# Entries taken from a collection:
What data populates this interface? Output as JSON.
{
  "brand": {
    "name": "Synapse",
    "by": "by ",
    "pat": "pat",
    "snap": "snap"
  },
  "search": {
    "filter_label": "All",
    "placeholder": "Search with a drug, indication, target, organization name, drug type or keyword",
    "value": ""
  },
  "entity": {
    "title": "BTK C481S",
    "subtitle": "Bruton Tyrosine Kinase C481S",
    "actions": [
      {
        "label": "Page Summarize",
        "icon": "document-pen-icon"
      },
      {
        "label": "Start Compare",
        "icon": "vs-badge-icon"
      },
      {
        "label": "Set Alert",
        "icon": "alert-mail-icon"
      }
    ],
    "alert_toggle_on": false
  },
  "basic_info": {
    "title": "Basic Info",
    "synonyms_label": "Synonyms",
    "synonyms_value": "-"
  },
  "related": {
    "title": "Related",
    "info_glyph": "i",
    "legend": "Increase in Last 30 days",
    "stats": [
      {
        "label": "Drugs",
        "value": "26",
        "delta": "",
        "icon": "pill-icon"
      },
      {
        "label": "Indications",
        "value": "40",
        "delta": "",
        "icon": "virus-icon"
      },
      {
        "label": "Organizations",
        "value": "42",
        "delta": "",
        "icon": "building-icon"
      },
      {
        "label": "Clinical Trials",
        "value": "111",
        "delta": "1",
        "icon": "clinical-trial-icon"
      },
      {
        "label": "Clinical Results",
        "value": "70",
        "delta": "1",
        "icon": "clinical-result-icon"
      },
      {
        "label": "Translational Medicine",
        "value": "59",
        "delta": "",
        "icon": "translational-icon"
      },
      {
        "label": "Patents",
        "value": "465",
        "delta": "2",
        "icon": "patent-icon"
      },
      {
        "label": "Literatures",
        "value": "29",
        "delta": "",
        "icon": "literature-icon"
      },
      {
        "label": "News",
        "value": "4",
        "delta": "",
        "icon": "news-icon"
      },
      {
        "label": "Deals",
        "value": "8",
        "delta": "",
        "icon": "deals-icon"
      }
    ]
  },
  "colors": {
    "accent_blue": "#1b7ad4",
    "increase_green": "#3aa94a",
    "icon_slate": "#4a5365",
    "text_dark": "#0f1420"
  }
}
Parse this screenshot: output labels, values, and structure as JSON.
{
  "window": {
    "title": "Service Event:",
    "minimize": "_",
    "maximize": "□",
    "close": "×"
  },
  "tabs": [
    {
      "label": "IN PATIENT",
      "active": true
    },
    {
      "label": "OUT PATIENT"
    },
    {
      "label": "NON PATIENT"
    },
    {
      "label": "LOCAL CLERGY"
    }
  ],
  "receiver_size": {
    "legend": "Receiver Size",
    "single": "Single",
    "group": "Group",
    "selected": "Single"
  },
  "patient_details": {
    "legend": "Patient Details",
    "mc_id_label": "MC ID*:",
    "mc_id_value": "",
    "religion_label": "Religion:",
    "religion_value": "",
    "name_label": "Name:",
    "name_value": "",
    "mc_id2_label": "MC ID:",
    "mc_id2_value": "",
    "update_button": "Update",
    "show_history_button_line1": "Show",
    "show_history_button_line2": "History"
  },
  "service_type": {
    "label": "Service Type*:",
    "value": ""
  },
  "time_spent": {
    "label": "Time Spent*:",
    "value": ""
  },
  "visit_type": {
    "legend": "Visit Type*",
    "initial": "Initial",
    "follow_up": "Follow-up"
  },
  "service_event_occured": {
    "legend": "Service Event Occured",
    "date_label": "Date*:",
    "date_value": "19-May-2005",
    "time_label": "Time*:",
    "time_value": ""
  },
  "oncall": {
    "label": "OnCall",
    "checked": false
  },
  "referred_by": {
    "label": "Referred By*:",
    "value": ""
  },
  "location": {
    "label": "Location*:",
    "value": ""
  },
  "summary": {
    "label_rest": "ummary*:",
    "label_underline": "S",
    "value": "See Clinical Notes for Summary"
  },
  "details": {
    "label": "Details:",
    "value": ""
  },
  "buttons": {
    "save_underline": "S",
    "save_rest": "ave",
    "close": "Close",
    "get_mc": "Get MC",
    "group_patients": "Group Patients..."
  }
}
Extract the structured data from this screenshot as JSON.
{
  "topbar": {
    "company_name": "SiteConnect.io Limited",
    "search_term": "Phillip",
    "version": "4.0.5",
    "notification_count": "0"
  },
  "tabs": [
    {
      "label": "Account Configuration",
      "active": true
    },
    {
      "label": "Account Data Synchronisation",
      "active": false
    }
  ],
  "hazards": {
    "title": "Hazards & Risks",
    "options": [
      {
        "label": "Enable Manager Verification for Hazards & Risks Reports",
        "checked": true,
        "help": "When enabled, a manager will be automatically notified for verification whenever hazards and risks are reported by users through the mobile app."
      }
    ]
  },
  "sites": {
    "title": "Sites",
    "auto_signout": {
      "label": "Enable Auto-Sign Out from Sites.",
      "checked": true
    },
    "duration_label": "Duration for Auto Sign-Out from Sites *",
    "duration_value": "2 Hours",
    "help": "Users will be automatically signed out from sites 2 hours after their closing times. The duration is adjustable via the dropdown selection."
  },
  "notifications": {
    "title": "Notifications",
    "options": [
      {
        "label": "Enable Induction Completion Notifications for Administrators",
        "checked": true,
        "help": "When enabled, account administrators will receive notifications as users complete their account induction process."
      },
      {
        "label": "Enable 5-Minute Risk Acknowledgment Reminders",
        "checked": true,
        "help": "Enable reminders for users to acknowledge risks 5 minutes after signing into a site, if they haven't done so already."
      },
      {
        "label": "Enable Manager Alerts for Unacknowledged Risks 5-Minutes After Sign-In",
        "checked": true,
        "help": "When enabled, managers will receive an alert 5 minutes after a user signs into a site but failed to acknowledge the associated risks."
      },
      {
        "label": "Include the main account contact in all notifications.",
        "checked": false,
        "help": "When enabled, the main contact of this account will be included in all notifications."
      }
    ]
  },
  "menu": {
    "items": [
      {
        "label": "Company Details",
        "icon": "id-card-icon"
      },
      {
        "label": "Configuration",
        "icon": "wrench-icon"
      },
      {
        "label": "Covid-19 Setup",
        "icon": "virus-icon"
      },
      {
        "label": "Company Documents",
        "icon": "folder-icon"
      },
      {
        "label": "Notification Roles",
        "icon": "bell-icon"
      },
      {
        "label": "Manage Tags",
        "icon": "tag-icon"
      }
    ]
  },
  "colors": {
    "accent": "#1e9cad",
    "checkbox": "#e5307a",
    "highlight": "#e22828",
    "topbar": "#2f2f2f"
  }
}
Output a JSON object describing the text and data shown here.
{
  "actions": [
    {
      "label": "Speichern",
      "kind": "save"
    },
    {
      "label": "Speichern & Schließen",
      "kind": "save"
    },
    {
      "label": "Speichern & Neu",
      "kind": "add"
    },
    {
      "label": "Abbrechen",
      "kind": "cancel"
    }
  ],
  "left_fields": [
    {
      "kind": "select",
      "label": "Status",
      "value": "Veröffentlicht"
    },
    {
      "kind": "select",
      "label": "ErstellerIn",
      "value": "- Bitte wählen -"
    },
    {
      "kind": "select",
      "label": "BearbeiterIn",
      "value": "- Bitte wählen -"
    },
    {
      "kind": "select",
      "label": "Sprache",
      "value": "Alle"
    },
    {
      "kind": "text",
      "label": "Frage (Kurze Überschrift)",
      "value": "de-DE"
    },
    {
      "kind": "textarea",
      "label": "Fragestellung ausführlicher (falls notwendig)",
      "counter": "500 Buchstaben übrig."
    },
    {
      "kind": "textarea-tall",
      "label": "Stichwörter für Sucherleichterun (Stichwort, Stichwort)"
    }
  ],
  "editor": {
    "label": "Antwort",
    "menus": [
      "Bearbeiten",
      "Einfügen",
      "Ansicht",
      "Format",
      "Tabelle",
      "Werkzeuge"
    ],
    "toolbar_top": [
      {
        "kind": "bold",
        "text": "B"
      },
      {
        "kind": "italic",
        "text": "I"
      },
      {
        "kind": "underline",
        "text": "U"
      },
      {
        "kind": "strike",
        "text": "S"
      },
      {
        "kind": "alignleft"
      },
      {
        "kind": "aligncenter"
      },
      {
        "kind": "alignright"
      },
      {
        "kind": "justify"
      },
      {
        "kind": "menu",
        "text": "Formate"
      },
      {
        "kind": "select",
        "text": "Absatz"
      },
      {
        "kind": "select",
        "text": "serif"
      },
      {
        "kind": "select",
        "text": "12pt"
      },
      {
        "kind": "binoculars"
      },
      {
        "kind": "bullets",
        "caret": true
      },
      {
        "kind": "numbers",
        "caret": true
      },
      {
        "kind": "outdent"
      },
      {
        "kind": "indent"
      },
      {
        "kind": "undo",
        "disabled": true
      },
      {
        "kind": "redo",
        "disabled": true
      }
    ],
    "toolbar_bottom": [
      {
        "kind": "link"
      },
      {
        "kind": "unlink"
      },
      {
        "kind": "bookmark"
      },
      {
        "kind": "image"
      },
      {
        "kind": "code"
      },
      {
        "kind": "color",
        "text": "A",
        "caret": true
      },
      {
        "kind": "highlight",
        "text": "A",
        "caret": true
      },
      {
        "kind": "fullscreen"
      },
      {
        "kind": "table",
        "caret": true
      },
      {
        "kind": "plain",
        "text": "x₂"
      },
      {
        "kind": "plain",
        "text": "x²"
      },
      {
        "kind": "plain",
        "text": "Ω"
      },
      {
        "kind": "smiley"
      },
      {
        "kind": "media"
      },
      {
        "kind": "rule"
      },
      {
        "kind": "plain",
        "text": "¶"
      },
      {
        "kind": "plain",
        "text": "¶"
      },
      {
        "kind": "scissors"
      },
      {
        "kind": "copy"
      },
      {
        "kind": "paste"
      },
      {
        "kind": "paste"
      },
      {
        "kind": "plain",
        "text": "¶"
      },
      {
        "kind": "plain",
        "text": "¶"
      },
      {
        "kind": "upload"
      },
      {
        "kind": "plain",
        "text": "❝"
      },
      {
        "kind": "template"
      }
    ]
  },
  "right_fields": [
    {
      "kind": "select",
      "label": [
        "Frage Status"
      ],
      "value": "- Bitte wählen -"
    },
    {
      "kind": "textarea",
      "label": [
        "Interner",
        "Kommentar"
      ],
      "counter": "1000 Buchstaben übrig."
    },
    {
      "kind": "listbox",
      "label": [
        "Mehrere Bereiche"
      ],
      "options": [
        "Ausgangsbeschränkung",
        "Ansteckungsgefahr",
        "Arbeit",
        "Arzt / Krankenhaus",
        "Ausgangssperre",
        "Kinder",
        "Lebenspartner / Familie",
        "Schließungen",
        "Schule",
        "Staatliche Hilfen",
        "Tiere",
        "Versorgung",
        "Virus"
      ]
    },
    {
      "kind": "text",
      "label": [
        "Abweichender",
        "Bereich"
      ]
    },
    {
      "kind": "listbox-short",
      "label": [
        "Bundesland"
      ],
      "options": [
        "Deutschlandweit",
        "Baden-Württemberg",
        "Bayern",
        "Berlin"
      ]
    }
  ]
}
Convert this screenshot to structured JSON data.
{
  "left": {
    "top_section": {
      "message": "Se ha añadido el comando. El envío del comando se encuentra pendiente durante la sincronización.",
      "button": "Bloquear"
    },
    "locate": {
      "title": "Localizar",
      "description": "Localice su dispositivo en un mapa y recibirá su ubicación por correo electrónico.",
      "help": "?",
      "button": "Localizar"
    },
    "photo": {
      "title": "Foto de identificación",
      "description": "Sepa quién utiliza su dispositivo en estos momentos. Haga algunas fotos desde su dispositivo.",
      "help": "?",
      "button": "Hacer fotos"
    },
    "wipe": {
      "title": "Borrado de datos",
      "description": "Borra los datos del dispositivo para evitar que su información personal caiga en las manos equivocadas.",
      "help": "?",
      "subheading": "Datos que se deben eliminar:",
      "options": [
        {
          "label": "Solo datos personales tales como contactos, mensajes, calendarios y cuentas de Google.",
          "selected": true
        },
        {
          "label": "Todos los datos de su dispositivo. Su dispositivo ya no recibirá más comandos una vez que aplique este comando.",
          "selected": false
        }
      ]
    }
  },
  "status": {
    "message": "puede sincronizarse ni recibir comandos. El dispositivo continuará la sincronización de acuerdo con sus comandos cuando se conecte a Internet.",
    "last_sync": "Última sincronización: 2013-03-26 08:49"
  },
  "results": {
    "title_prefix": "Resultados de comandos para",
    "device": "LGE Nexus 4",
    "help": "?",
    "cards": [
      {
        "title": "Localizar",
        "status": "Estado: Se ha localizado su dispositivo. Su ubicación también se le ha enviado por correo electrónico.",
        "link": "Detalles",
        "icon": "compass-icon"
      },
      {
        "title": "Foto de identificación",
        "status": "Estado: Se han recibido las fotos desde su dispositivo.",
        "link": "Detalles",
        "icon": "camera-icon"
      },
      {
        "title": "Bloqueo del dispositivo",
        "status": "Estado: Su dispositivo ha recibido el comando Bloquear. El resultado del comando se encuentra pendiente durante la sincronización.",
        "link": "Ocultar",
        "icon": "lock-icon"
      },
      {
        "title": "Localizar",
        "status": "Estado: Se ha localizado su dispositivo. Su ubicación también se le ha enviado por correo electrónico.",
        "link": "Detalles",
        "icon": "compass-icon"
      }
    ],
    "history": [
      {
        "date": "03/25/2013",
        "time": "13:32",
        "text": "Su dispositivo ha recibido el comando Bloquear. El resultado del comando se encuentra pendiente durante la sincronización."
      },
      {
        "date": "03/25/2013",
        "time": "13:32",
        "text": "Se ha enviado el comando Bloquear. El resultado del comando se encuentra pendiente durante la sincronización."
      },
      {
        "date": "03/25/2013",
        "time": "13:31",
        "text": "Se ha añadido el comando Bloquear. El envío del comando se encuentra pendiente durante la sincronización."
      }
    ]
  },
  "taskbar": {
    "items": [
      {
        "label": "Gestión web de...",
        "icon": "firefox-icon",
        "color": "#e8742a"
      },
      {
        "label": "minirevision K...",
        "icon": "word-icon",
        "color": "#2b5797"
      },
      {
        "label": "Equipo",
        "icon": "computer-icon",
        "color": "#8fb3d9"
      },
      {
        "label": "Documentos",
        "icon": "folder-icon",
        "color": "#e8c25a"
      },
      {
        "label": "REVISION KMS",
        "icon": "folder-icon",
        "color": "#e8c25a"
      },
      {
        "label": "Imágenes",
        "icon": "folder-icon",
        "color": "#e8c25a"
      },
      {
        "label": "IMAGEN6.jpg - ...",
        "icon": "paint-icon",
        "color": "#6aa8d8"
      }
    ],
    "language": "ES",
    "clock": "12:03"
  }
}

# Description of the task:
Work through the records above. Copy every line with the string "Buchstaben".

# Finished exercise:
      "counter": "500 Buchstaben übrig."
      "counter": "1000 Buchstaben übrig."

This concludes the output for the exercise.